**PROBLEM DETAILS:** Exactly as written, transcribe the lines that run from the one containing "Convert this document image to plain text." to the end of the records below.

**Data records:**
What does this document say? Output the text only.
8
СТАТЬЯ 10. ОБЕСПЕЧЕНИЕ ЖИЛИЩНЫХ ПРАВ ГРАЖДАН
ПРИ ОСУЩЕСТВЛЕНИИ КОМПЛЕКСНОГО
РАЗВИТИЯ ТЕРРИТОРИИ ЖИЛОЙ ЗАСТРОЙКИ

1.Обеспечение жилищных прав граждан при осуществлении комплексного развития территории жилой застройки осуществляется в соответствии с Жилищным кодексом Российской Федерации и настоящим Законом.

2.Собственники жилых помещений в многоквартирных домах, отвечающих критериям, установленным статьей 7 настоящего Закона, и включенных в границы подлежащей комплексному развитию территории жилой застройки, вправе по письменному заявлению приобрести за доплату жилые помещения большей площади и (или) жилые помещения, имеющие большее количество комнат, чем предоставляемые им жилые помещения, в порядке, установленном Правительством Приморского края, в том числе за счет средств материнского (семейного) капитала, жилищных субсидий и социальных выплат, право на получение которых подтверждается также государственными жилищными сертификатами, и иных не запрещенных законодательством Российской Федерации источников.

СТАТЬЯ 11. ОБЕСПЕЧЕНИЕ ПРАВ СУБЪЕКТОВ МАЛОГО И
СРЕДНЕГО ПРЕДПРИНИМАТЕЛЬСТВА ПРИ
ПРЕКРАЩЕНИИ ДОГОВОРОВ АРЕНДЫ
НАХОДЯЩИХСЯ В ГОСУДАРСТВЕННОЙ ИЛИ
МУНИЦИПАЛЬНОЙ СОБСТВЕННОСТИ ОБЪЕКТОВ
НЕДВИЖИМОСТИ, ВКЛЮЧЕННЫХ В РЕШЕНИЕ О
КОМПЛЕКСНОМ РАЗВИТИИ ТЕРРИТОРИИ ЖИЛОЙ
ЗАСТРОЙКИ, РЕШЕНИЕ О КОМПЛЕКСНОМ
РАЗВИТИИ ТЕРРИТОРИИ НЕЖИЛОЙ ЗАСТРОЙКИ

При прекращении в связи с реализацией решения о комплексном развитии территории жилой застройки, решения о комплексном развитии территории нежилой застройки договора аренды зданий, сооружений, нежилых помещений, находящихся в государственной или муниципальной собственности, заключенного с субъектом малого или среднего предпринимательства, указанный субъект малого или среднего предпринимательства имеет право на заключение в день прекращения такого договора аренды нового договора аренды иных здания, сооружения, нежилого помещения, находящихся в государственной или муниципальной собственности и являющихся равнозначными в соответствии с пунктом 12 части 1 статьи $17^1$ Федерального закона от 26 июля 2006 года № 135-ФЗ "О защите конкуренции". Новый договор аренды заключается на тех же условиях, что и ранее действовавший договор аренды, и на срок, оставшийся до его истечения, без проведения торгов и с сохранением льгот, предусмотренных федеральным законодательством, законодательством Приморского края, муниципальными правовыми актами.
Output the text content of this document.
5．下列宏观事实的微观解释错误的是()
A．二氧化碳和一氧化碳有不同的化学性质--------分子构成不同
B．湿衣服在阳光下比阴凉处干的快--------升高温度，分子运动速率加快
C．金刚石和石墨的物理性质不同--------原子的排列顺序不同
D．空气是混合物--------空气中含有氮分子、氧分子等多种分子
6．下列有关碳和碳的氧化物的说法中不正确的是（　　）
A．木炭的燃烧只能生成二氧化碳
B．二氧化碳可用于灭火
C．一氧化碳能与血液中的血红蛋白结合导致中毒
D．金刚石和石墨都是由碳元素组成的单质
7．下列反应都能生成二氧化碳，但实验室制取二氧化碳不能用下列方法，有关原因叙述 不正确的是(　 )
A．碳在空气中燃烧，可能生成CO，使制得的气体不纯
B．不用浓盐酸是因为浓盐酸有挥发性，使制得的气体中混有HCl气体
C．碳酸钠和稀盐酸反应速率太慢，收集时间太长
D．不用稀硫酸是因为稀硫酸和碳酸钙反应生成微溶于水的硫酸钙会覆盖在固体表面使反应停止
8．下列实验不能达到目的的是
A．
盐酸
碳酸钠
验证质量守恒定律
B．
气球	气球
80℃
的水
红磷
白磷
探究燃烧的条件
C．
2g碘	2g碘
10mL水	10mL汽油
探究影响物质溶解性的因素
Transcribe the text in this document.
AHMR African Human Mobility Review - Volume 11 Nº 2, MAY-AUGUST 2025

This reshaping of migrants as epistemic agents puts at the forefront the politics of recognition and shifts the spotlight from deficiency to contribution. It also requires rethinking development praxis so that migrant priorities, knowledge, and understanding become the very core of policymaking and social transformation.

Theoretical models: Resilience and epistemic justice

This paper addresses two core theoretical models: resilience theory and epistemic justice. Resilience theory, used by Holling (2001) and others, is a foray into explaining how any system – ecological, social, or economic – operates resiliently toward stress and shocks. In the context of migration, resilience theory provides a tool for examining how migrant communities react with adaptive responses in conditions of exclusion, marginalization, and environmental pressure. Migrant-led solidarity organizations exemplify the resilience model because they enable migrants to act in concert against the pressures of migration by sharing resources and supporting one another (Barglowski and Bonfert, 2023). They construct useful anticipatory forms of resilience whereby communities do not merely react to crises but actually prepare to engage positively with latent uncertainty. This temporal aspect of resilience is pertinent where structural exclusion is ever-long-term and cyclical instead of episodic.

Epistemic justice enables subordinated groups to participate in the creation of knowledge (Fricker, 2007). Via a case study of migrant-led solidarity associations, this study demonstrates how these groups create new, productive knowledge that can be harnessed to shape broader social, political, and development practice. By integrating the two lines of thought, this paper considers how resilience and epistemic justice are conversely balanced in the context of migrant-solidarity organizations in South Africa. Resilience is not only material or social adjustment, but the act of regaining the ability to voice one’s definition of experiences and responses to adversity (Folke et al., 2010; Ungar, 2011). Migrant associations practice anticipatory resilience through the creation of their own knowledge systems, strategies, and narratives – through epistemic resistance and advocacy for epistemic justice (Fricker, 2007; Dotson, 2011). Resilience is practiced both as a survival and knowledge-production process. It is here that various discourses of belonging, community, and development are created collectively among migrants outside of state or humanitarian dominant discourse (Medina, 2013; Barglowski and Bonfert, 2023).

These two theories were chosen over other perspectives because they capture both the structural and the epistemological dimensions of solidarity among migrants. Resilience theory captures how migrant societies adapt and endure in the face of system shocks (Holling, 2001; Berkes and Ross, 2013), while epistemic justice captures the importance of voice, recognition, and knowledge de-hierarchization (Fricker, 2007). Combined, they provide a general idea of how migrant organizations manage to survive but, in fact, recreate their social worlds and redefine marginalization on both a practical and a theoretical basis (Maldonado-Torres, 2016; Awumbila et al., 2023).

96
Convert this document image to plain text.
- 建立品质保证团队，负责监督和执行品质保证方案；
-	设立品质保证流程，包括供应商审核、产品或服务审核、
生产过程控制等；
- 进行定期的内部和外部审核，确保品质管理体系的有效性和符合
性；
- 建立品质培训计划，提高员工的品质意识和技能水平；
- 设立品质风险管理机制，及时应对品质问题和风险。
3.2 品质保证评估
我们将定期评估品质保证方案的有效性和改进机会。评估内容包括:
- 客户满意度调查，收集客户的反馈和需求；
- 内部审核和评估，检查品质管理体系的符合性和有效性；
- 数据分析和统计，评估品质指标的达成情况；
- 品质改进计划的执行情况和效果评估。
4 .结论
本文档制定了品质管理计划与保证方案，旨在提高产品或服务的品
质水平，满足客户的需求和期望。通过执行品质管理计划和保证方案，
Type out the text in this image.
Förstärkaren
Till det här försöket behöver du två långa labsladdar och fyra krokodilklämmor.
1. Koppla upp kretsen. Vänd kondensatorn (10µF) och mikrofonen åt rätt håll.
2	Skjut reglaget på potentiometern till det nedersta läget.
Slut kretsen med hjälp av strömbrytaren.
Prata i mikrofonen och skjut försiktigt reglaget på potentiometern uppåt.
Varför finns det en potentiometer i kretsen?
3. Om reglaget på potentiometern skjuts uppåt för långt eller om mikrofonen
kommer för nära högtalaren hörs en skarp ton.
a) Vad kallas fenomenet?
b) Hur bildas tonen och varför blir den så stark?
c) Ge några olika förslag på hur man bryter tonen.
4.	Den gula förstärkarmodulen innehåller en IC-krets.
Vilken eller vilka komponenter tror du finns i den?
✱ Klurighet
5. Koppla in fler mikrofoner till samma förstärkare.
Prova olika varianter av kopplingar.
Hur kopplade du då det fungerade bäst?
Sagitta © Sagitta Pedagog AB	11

**RESULT FOR THIS TASK:**
Convert this document image to plain text.
- 建立品质保证团队，负责监督和执行品质保证方案；
-	设立品质保证流程，包括供应商审核、产品或服务审核、
生产过程控制等；
- 进行定期的内部和外部审核，确保品质管理体系的有效性和符合
性；
- 建立品质培训计划，提高员工的品质意识和技能水平；
- 设立品质风险管理机制，及时应对品质问题和风险。
3.2 品质保证评估
我们将定期评估品质保证方案的有效性和改进机会。评估内容包括:
- 客户满意度调查，收集客户的反馈和需求；
- 内部审核和评估，检查品质管理体系的符合性和有效性；
- 数据分析和统计，评估品质指标的达成情况；
- 品质改进计划的执行情况和效果评估。
4 .结论
本文档制定了品质管理计划与保证方案，旨在提高产品或服务的品
质水平，满足客户的需求和期望。通过执行品质管理计划和保证方案，
Type out the text in this image.
Förstärkaren
Till det här försöket behöver du två långa labsladdar och fyra krokodilklämmor.
1. Koppla upp kretsen. Vänd kondensatorn (10µF) och mikrofonen åt rätt håll.
2	Skjut reglaget på potentiometern till det nedersta läget.
Slut kretsen med hjälp av strömbrytaren.
Prata i mikrofonen och skjut försiktigt reglaget på potentiometern uppåt.
Varför finns det en potentiometer i kretsen?
3. Om reglaget på potentiometern skjuts uppåt för långt eller om mikrofonen
kommer för nära högtalaren hörs en skarp ton.
a) Vad kallas fenomenet?
b) Hur bildas tonen och varför blir den så stark?
c) Ge några olika förslag på hur man bryter tonen.
4.	Den gula förstärkarmodulen innehåller en IC-krets.
Vilken eller vilka komponenter tror du finns i den?
✱ Klurighet
5. Koppla in fler mikrofoner till samma förstärkare.
Prova olika varianter av kopplingar.
Hur kopplade du då det fungerade bäst?
Sagitta © Sagitta Pedagog AB	11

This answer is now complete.